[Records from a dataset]

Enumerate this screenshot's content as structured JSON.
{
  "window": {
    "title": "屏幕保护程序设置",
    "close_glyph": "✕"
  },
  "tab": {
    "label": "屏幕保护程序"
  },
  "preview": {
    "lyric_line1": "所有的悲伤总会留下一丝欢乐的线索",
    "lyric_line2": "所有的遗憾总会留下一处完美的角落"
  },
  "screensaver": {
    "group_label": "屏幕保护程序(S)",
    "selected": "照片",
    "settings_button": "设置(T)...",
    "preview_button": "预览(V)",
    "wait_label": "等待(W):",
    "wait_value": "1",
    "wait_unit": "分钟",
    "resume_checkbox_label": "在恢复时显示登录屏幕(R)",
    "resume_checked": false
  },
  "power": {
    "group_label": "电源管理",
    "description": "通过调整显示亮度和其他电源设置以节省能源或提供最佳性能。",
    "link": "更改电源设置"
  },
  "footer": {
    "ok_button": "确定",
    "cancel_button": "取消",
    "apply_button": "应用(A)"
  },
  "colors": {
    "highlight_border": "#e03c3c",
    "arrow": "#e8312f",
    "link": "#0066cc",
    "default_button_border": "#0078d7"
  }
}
* * *
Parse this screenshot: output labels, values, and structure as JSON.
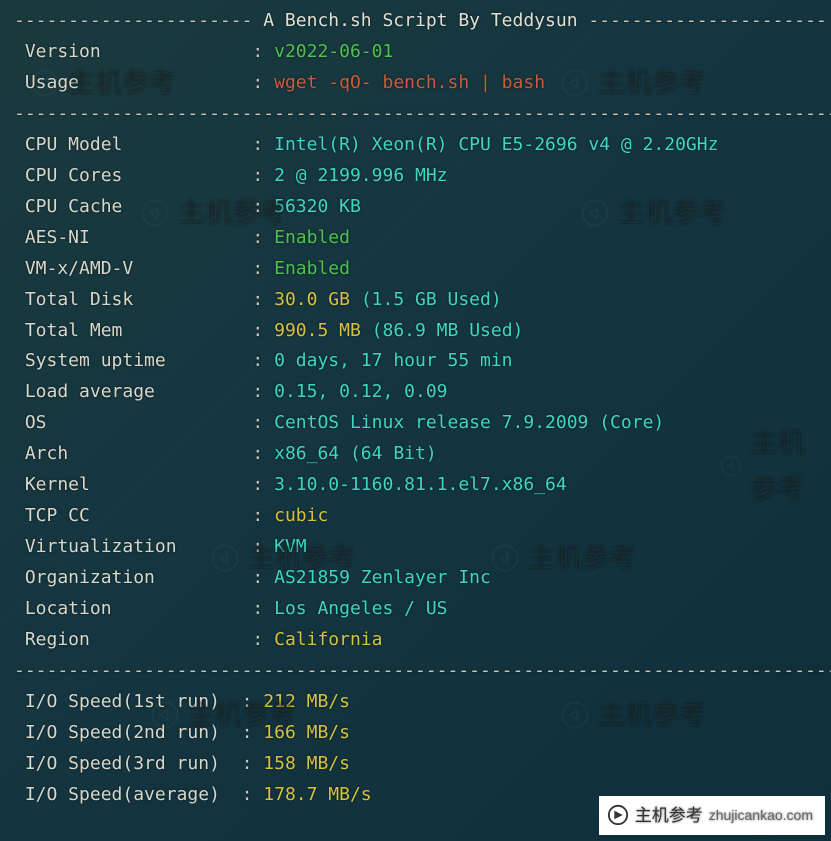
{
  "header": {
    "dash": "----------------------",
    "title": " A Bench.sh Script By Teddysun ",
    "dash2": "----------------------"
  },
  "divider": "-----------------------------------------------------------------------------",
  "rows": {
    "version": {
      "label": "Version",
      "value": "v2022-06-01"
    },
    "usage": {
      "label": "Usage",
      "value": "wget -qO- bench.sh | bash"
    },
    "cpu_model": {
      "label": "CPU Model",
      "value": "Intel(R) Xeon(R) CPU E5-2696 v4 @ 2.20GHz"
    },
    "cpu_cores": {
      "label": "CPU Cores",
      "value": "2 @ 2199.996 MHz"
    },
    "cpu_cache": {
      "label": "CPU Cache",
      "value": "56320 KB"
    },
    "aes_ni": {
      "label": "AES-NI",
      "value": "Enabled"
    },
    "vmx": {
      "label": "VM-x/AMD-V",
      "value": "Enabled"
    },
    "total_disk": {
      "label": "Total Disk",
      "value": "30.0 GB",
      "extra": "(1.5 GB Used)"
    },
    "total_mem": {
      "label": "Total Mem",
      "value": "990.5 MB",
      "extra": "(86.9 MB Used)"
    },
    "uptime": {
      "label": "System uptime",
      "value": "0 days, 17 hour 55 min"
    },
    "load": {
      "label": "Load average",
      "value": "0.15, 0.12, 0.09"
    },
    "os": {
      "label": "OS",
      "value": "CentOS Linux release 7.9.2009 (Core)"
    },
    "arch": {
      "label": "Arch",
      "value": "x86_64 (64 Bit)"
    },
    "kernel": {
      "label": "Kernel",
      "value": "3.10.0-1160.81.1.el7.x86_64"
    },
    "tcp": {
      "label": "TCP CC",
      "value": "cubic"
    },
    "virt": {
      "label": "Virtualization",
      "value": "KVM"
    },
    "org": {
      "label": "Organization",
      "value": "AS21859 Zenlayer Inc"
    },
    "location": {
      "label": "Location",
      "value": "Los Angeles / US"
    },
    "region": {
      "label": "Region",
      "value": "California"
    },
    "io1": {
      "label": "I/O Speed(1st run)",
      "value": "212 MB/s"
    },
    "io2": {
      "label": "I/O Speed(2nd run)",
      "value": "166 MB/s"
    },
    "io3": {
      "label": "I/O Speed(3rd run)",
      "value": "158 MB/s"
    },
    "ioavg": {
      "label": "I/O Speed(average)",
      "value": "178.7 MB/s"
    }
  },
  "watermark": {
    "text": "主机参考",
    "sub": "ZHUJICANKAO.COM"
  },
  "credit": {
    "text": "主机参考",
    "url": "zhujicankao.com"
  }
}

> Short task:
Read the entries above, then pull out the lines that include "JSON".

> Exercise response:
Enumerate this screenshot's content as structured JSON.
Parse this screenshot: output labels, values, and structure as JSON.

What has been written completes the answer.